# SET EXERCISE:
Return all lines below containing the word "المستقب".

# Collection entries:
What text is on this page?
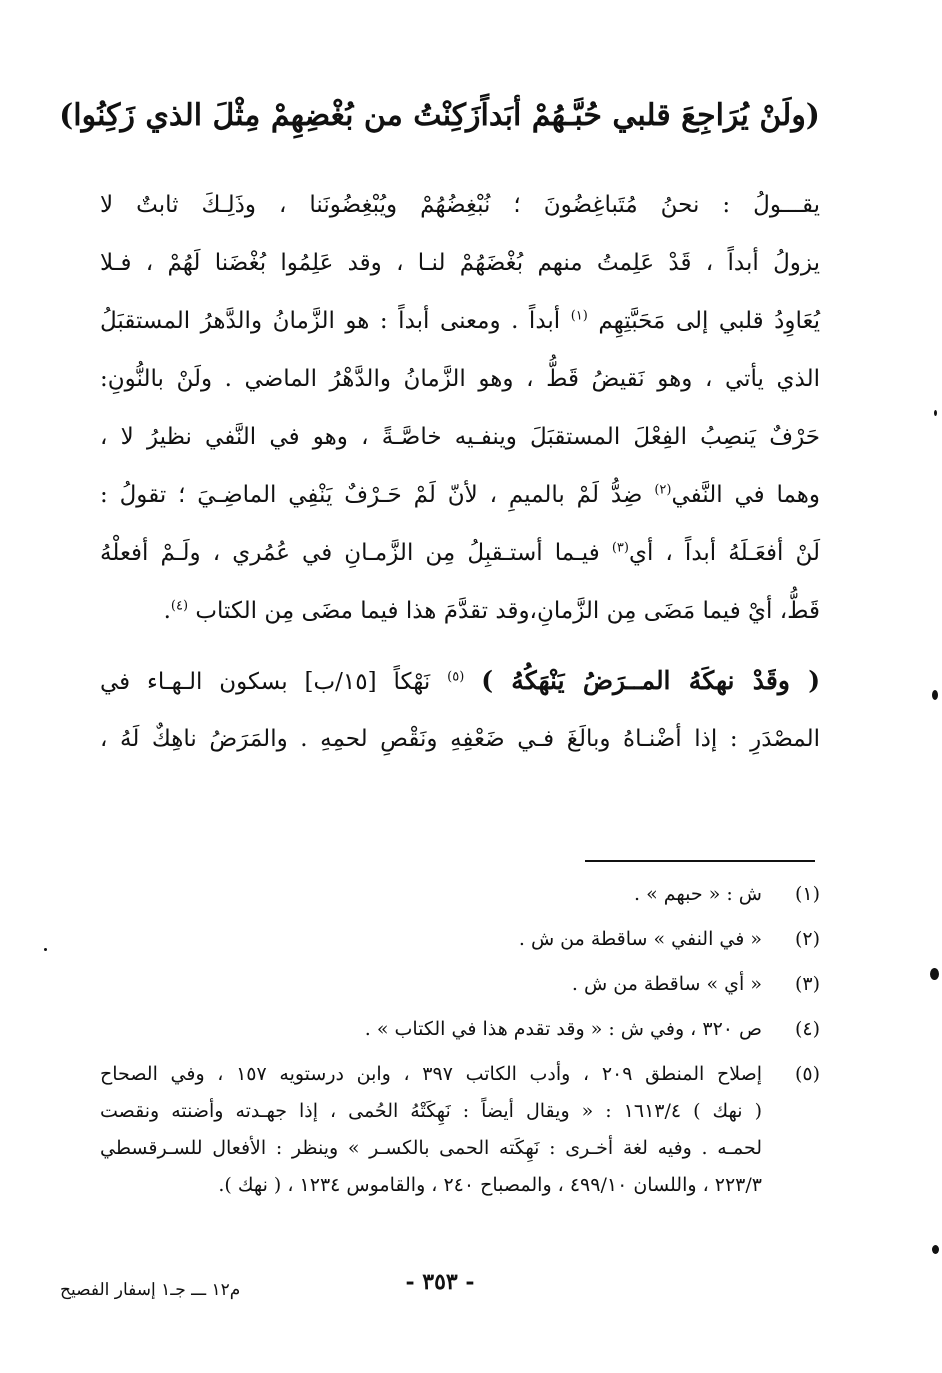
(ولَنْ يُرَاجِعَ قلبي حُبَّـهُمْ أبَداً
زَكِنْتُ من بُغْضِهِمْ مِثْلَ الذي زَكِنُوا)
يقـــولُ : نحنُ مُتَباغِضُونَ ؛ نُبْغِضُهُمْ ويُبْغِضُونَنا ، وذَلِـكَ ثابتٌ لا
يزولُ أبداً ، قَدْ عَلِمتُ منهم بُغْضَهُمْ لنـا ، وقد عَلِمُوا بُغْضَنا لَهُمْ ، فـلا
يُعَاوِدُ قلبي إلى مَحَبَّتِهِم $^{(١)}$ أبداً . ومعنى أبداً : هو الزَّمانُ والدَّهرُ المستقبَلُ
الذي يأتي ، وهو نَقيضُ قَطُّ ، وهو الزَّمانُ والدَّهْرُ الماضي . ولَنْ بالنُّونِ:
حَرْفٌ يَنصِبُ الفِعْلَ المستقبَلَ وينفـيه خاصَّـةً ، وهو في النَّفي نظيرُ لا ،
وهما في النَّفي$^{(٢)}$ ضِدُّ لَمْ بالميمِ ، لأنّ لَمْ حَـرْفٌ يَنْفِي الماضِـيَ ؛ تقولُ :
لَنْ أفعَـلَهُ أبداً ، أي$^{(٣)}$ فيـما أستـقبِلُ مِن الزَّمـانِ في عُمُري ، ولَـمْ أفعلْهُ
قَطُّ، أيْ فيما مَضَى مِن الزَّمانِ،وقد تقدَّمَ هذا فيما مضَى مِن الكتاب $^{(٤)}$.
( وقَدْ نهكَهُ المــرَضُ يَنْهَكُهُ ) $^{(٥)}$ نَهْكاً [١٥/ب] بسكون الـهـاء في
المصْدَرِ : إذا أضْنـاهُ وبالَغَ فـي ضَعْفِهِ ونَقْصِ لحمِهِ . والمَرَضُ ناهِكٌ لَهُ ،
(١)
ش : « حبهم » .
(٢)
« في النفي » ساقطة من ش .
(٣)
« أي » ساقطة من ش .
(٤)
ص ٣٢٠ ، وفي ش : « وقد تقدم هذا في الكتاب » .
(٥)
إصلاح المنطق ٢٠٩ ، وأدب الكاتب ٣٩٧ ، وابن درستويه ١٥٧ ، وفي الصحاح
( نهك ) ١٦١٣/٤ : « ويقال أيضاً : نَهِكَتْهُ الحُمى ، إذا جهـدته وأضنته ونقصت
لحمـه . وفيه لغة أخـرى : نَهِكَته الحمى بالكسـر » وينظر : الأفعال للسـرقسطي
٢٢٣/٣ ، واللسان ٤٩٩/١٠ ، والمصباح ٢٤٠ ، والقاموس ١٢٣٤ ، ( نهك ).
- ٣٥٣ -
م١٢ ـــ جـ١ إسفار الفصيح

# ANSWER:
يُعَاوِدُ قلبي إلى مَحَبَّتِهِم $^{(١)}$ أبداً . ومعنى أبداً : هو الزَّمانُ والدَّهرُ المستقبَلُ
حَرْفٌ يَنصِبُ الفِعْلَ المستقبَلَ وينفـيه خاصَّـةً ، وهو في النَّفي نظيرُ لا ،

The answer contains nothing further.